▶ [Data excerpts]
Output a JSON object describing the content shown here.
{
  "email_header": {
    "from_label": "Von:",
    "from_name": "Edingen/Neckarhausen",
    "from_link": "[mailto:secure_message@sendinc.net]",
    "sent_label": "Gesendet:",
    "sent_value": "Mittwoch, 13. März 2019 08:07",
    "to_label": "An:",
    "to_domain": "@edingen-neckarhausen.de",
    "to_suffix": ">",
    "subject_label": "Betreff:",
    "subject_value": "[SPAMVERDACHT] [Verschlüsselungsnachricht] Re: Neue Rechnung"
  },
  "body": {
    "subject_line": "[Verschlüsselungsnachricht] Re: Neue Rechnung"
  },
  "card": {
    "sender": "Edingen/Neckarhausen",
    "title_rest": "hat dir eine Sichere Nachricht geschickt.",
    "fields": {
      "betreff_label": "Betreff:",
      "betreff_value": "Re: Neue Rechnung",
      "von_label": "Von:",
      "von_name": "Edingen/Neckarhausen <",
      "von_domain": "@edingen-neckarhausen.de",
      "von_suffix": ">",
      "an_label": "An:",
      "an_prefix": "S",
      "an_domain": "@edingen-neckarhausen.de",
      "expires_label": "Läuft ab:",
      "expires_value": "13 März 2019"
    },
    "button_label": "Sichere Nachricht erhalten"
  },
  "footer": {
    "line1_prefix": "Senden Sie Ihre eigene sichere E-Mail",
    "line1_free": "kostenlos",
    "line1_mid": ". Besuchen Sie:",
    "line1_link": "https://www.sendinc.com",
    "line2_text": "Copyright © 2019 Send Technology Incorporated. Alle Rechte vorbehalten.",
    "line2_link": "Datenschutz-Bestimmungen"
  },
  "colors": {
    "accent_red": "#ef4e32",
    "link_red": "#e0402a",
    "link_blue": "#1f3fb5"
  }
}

▶ [WHAT YOU HAVE TO DO] Print all of the entries again, exactly as written.

▶ [ANSWER BELOW]
Output a JSON object describing the content shown here.
{
  "email_header": {
    "from_label": "Von:",
    "from_name": "Edingen/Neckarhausen",
    "from_link": "[mailto:secure_message@sendinc.net]",
    "sent_label": "Gesendet:",
    "sent_value": "Mittwoch, 13. März 2019 08:07",
    "to_label": "An:",
    "to_domain": "@edingen-neckarhausen.de",
    "to_suffix": ">",
    "subject_label": "Betreff:",
    "subject_value": "[SPAMVERDACHT] [Verschlüsselungsnachricht] Re: Neue Rechnung"
  },
  "body": {
    "subject_line": "[Verschlüsselungsnachricht] Re: Neue Rechnung"
  },
  "card": {
    "sender": "Edingen/Neckarhausen",
    "title_rest": "hat dir eine Sichere Nachricht geschickt.",
    "fields": {
      "betreff_label": "Betreff:",
      "betreff_value": "Re: Neue Rechnung",
      "von_label": "Von:",
      "von_name": "Edingen/Neckarhausen <",
      "von_domain": "@edingen-neckarhausen.de",
      "von_suffix": ">",
      "an_label": "An:",
      "an_prefix": "S",
      "an_domain": "@edingen-neckarhausen.de",
      "expires_label": "Läuft ab:",
      "expires_value": "13 März 2019"
    },
    "button_label": "Sichere Nachricht erhalten"
  },
  "footer": {
    "line1_prefix": "Senden Sie Ihre eigene sichere E-Mail",
    "line1_free": "kostenlos",
    "line1_mid": ". Besuchen Sie:",
    "line1_link": "https://www.sendinc.com",
    "line2_text": "Copyright © 2019 Send Technology Incorporated. Alle Rechte vorbehalten.",
    "line2_link": "Datenschutz-Bestimmungen"
  },
  "colors": {
    "accent_red": "#ef4e32",
    "link_red": "#e0402a",
    "link_blue": "#1f3fb5"
  }
}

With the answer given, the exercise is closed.